| OBJECTIVE |
Write out the entire listing below exactly as it appears, minus any pictures.

| DATA SHOWN |
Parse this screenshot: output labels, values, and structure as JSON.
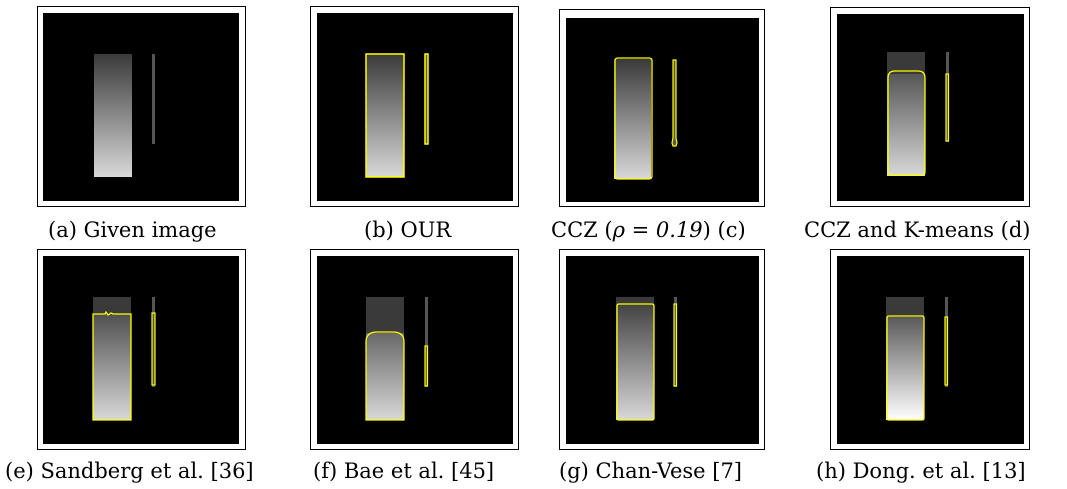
{
  "figure": {
    "panels": [
      {
        "id": "a",
        "caption": "(a) Given image",
        "method": "Given image",
        "contour_color": ""
      },
      {
        "id": "b",
        "caption": "(b) OUR",
        "method": "OUR",
        "contour_color": "#ffff00"
      },
      {
        "id": "c",
        "caption_prefix": "CCZ (",
        "caption_math": "ρ = 0.19",
        "caption_suffix": ") (c)",
        "method": "CCZ",
        "contour_color": "#ffff00"
      },
      {
        "id": "d",
        "caption": "CCZ and K-means (d)",
        "method": "CCZ and K-means",
        "contour_color": "#ffff00"
      },
      {
        "id": "e",
        "caption": "(e) Sandberg et al. [36]",
        "method": "Sandberg et al. [36]",
        "contour_color": "#ffff00"
      },
      {
        "id": "f",
        "caption": "(f) Bae et al. [45]",
        "method": "Bae et al. [45]",
        "contour_color": "#ffff00"
      },
      {
        "id": "g",
        "caption": "(g) Chan-Vese [7]",
        "method": "Chan-Vese [7]",
        "contour_color": "#ffff00"
      },
      {
        "id": "h",
        "caption": "(h) Dong. et al. [13]",
        "method": "Dong. et al. [13]",
        "contour_color": "#ffff00"
      }
    ],
    "colors": {
      "background": "#000000",
      "contour": "#ffff00",
      "frame": "#000000"
    }
  }
}
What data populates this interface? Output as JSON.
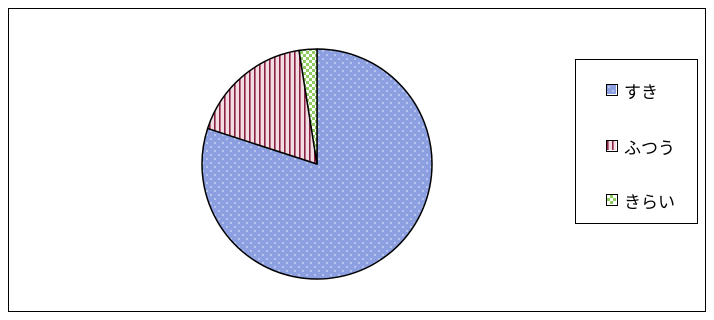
{
  "chart_data": {
    "type": "pie",
    "title": "",
    "categories": [
      "すき",
      "ふつう",
      "きらい"
    ],
    "values": [
      80,
      17.5,
      2.5
    ],
    "series": [
      {
        "values": [
          80,
          17.5,
          2.5
        ]
      }
    ],
    "start_angle_deg": 0,
    "direction": "clockwise",
    "legend_position": "right",
    "colors": [
      "#8c9fe0",
      "#f3dde3",
      "#8fcc5f"
    ],
    "patterns": [
      "dots",
      "vertical-stripes",
      "checker"
    ],
    "pattern_colors": [
      "#c6cff4",
      "#8a2246",
      "#ffffff"
    ]
  }
}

| THE SOLUTION |
Parse this screenshot: output labels, values, and structure as JSON.
{
  "figure": {
    "panels": [
      {
        "id": "a",
        "caption": "(a) Given image",
        "method": "Given image",
        "contour_color": ""
      },
      {
        "id": "b",
        "caption": "(b) OUR",
        "method": "OUR",
        "contour_color": "#ffff00"
      },
      {
        "id": "c",
        "caption_prefix": "CCZ (",
        "caption_math": "ρ = 0.19",
        "caption_suffix": ") (c)",
        "method": "CCZ",
        "contour_color": "#ffff00"
      },
      {
        "id": "d",
        "caption": "CCZ and K-means (d)",
        "method": "CCZ and K-means",
        "contour_color": "#ffff00"
      },
      {
        "id": "e",
        "caption": "(e) Sandberg et al. [36]",
        "method": "Sandberg et al. [36]",
        "contour_color": "#ffff00"
      },
      {
        "id": "f",
        "caption": "(f) Bae et al. [45]",
        "method": "Bae et al. [45]",
        "contour_color": "#ffff00"
      },
      {
        "id": "g",
        "caption": "(g) Chan-Vese [7]",
        "method": "Chan-Vese [7]",
        "contour_color": "#ffff00"
      },
      {
        "id": "h",
        "caption": "(h) Dong. et al. [13]",
        "method": "Dong. et al. [13]",
        "contour_color": "#ffff00"
      }
    ],
    "colors": {
      "background": "#000000",
      "contour": "#ffff00",
      "frame": "#000000"
    }
  }
}
What data populates this interface? Output as JSON.
{
  "chart_data": {
    "type": "pie",
    "title": "",
    "categories": [
      "すき",
      "ふつう",
      "きらい"
    ],
    "values": [
      80,
      17.5,
      2.5
    ],
    "series": [
      {
        "values": [
          80,
          17.5,
          2.5
        ]
      }
    ],
    "start_angle_deg": 0,
    "direction": "clockwise",
    "legend_position": "right",
    "colors": [
      "#8c9fe0",
      "#f3dde3",
      "#8fcc5f"
    ],
    "patterns": [
      "dots",
      "vertical-stripes",
      "checker"
    ],
    "pattern_colors": [
      "#c6cff4",
      "#8a2246",
      "#ffffff"
    ]
  }
}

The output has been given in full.